* **Written problem**
Which lines of the records contain "clickable"? Collect every one of them.

━━━ Source material ━━━

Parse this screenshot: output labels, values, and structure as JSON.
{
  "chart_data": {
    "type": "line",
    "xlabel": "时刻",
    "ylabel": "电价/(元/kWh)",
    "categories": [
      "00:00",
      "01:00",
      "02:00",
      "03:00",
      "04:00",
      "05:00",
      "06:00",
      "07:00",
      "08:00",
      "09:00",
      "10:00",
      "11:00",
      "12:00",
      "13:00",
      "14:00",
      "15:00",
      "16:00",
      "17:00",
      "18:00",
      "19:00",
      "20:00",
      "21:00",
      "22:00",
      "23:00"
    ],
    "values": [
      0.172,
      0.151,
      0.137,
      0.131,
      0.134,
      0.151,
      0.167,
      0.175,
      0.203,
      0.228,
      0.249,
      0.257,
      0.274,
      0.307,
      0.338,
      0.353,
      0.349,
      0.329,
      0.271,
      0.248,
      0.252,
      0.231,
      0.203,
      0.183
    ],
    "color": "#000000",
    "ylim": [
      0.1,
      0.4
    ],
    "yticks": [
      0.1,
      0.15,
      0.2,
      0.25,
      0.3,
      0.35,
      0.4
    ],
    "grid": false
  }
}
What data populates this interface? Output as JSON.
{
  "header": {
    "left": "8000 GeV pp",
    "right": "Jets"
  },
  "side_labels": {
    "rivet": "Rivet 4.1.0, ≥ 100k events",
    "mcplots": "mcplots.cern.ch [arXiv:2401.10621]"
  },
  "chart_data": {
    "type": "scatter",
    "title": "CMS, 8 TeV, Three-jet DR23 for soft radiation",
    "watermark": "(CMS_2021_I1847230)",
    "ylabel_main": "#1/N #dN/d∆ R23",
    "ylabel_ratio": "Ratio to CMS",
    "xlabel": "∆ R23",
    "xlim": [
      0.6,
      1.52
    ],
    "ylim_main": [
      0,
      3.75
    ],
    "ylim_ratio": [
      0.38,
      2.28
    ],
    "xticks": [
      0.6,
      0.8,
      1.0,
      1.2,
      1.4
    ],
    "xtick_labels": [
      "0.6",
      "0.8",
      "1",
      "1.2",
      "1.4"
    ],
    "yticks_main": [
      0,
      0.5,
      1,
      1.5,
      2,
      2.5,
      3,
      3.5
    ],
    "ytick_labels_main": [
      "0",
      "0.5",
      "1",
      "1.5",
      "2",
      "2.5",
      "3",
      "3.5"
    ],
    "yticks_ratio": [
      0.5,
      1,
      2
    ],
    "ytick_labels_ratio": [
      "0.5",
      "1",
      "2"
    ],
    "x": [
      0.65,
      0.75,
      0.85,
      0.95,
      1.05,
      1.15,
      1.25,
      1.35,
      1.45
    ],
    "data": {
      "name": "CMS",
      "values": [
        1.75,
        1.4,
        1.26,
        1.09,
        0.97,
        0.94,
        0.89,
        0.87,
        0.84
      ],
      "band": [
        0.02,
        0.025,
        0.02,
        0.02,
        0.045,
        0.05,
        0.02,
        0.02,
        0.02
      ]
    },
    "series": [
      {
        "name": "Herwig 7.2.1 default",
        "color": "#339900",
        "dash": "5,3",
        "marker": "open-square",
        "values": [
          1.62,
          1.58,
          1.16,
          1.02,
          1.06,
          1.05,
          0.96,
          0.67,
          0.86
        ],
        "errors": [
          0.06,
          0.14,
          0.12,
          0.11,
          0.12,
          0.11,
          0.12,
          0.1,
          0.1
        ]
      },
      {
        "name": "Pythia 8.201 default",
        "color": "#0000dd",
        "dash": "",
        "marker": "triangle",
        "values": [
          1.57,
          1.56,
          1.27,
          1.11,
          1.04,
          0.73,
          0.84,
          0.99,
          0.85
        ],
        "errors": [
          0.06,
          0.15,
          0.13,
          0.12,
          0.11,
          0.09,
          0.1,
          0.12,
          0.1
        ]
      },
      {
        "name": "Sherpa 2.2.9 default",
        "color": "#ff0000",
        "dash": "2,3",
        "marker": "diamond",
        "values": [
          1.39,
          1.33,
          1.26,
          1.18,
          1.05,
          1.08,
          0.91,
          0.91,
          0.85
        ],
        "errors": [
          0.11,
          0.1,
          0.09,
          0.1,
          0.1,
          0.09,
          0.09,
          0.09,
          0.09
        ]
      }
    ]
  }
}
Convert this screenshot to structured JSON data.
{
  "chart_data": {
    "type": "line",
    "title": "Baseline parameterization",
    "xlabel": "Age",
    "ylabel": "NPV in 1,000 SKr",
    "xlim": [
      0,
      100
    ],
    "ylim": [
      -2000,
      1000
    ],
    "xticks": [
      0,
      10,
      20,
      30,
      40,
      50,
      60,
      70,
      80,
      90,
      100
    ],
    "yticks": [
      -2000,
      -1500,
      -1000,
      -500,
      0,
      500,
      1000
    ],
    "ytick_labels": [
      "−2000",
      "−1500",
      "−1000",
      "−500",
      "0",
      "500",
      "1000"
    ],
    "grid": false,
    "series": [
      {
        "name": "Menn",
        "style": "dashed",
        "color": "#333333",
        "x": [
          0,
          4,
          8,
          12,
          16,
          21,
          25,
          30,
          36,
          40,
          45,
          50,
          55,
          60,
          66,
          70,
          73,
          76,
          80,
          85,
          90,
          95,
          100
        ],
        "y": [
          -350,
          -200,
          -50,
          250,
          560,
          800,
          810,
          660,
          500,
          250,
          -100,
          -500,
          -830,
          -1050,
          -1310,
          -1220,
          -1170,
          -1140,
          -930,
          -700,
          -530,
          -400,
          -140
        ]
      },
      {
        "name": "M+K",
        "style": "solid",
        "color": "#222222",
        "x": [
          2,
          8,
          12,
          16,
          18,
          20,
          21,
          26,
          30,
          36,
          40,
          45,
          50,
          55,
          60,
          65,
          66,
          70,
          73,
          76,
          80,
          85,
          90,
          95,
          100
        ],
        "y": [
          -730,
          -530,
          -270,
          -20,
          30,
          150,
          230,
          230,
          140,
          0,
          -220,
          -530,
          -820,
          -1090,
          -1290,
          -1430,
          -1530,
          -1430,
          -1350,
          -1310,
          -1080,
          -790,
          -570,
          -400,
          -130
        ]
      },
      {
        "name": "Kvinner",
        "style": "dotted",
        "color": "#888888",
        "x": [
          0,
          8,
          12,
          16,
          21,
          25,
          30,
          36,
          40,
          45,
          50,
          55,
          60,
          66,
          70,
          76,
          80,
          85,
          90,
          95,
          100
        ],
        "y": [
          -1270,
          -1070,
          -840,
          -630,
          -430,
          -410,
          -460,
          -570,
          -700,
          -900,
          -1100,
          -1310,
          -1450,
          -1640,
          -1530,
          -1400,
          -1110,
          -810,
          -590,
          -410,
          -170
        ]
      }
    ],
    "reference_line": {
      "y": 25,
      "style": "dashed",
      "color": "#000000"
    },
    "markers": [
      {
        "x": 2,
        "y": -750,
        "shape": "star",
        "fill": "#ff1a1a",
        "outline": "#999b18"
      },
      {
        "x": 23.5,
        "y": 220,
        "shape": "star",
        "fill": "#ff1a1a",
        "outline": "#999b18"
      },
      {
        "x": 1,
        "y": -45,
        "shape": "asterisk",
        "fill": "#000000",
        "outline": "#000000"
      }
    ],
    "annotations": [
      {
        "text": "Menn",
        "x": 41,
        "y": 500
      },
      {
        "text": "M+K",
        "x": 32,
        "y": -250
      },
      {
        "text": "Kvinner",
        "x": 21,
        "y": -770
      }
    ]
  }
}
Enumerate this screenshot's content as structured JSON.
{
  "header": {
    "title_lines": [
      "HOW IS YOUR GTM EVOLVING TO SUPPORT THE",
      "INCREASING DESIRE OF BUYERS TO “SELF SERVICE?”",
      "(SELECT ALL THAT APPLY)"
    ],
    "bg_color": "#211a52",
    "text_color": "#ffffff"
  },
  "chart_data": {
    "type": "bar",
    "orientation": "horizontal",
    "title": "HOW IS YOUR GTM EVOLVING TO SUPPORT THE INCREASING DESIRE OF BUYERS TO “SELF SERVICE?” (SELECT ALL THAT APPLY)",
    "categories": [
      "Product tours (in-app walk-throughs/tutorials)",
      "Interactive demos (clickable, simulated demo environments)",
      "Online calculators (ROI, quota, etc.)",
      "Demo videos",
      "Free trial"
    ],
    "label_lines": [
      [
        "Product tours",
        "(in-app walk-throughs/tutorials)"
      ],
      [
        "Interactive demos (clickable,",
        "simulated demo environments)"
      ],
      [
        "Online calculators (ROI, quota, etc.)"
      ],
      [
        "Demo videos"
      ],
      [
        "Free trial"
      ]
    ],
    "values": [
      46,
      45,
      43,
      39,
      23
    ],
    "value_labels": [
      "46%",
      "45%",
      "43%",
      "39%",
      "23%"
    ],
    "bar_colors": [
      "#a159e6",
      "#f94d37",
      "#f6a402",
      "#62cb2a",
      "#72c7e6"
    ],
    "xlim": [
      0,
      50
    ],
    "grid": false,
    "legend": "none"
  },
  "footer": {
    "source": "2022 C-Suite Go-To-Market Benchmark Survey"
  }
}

━━━

* **Exercise response**
      "Interactive demos (clickable, simulated demo environments)",
        "Interactive demos (clickable,",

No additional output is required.